Information given:
»»

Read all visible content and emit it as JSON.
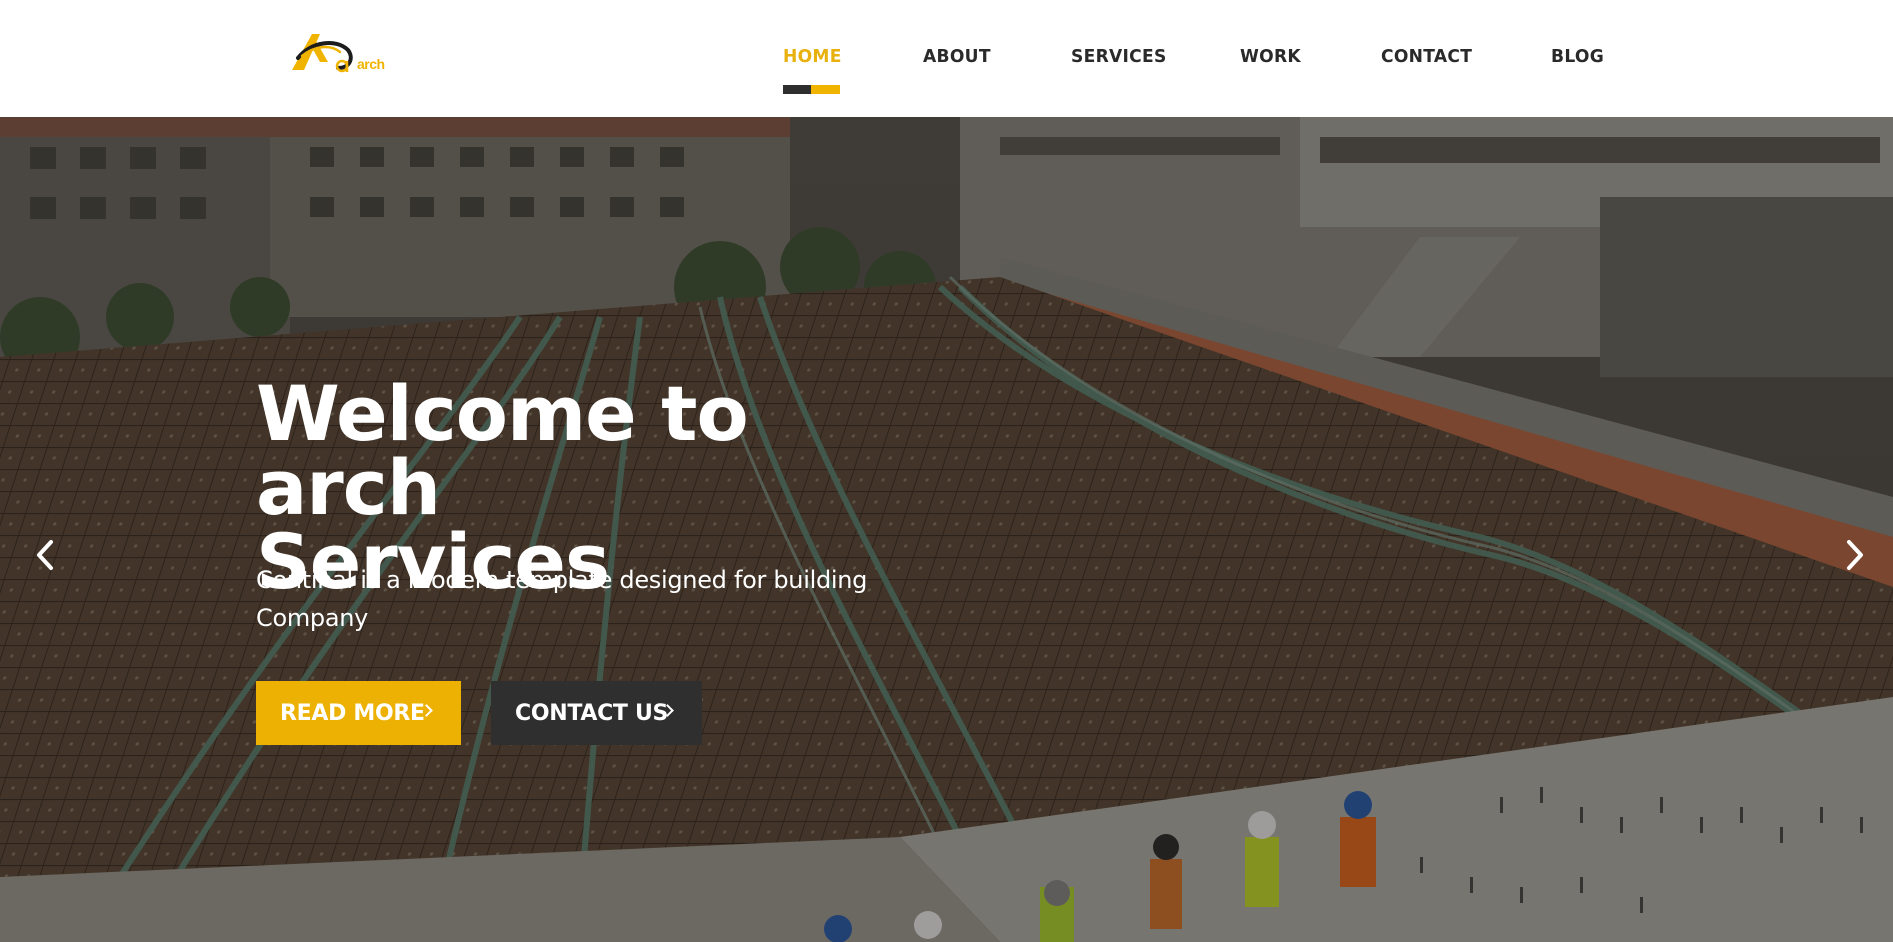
{
  "brand": {
    "logo_text": "arch",
    "accent_color": "#f0b400",
    "dark_color": "#2e2e2e"
  },
  "nav": {
    "items": [
      {
        "label": "HOME",
        "active": true
      },
      {
        "label": "ABOUT",
        "active": false
      },
      {
        "label": "SERVICES",
        "active": false
      },
      {
        "label": "WORK",
        "active": false
      },
      {
        "label": "CONTACT",
        "active": false
      },
      {
        "label": "BLOG",
        "active": false
      }
    ]
  },
  "hero": {
    "title_line1": "Welcome to arch",
    "title_line2": "Services",
    "subtitle_line1": "Continal is a modern template designed for building",
    "subtitle_line2": "Company",
    "read_more_label": "READ MORE",
    "contact_label": "CONTACT US",
    "prev_icon": "chevron-left-icon",
    "next_icon": "chevron-right-icon"
  }
}
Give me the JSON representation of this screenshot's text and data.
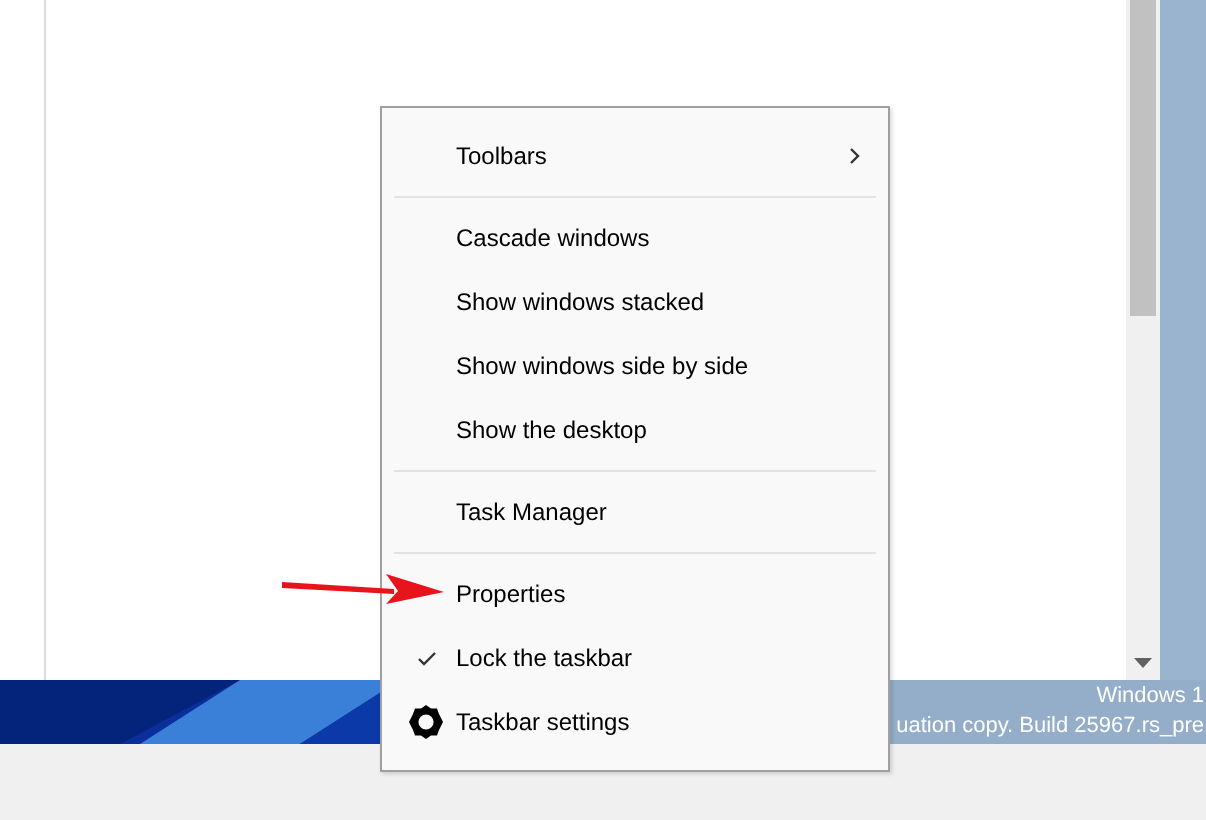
{
  "menu": {
    "items": [
      {
        "kind": "submenu",
        "label": "Toolbars"
      },
      {
        "kind": "separator"
      },
      {
        "kind": "item",
        "label": "Cascade windows"
      },
      {
        "kind": "item",
        "label": "Show windows stacked"
      },
      {
        "kind": "item",
        "label": "Show windows side by side"
      },
      {
        "kind": "item",
        "label": "Show the desktop"
      },
      {
        "kind": "separator"
      },
      {
        "kind": "item",
        "label": "Task Manager"
      },
      {
        "kind": "separator"
      },
      {
        "kind": "item",
        "label": "Properties"
      },
      {
        "kind": "check",
        "label": "Lock the taskbar",
        "checked": true
      },
      {
        "kind": "settings",
        "label": "Taskbar settings"
      }
    ]
  },
  "watermark": {
    "lines": [
      "Windows 1",
      "uation copy. Build 25967.rs_pre"
    ]
  }
}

««

Set exercise: Set down all the data again exactly as above, pictures excluded.

The output:
Read all visible content and emit it as JSON.
{
  "brand": {
    "logo_text": "arch",
    "accent_color": "#f0b400",
    "dark_color": "#2e2e2e"
  },
  "nav": {
    "items": [
      {
        "label": "HOME",
        "active": true
      },
      {
        "label": "ABOUT",
        "active": false
      },
      {
        "label": "SERVICES",
        "active": false
      },
      {
        "label": "WORK",
        "active": false
      },
      {
        "label": "CONTACT",
        "active": false
      },
      {
        "label": "BLOG",
        "active": false
      }
    ]
  },
  "hero": {
    "title_line1": "Welcome to arch",
    "title_line2": "Services",
    "subtitle_line1": "Continal is a modern template designed for building",
    "subtitle_line2": "Company",
    "read_more_label": "READ MORE",
    "contact_label": "CONTACT US",
    "prev_icon": "chevron-left-icon",
    "next_icon": "chevron-right-icon"
  }
}
Give me the JSON representation of this screenshot's text and data.
{
  "menu": {
    "items": [
      {
        "kind": "submenu",
        "label": "Toolbars"
      },
      {
        "kind": "separator"
      },
      {
        "kind": "item",
        "label": "Cascade windows"
      },
      {
        "kind": "item",
        "label": "Show windows stacked"
      },
      {
        "kind": "item",
        "label": "Show windows side by side"
      },
      {
        "kind": "item",
        "label": "Show the desktop"
      },
      {
        "kind": "separator"
      },
      {
        "kind": "item",
        "label": "Task Manager"
      },
      {
        "kind": "separator"
      },
      {
        "kind": "item",
        "label": "Properties"
      },
      {
        "kind": "check",
        "label": "Lock the taskbar",
        "checked": true
      },
      {
        "kind": "settings",
        "label": "Taskbar settings"
      }
    ]
  },
  "watermark": {
    "lines": [
      "Windows 1",
      "uation copy. Build 25967.rs_pre"
    ]
  }
}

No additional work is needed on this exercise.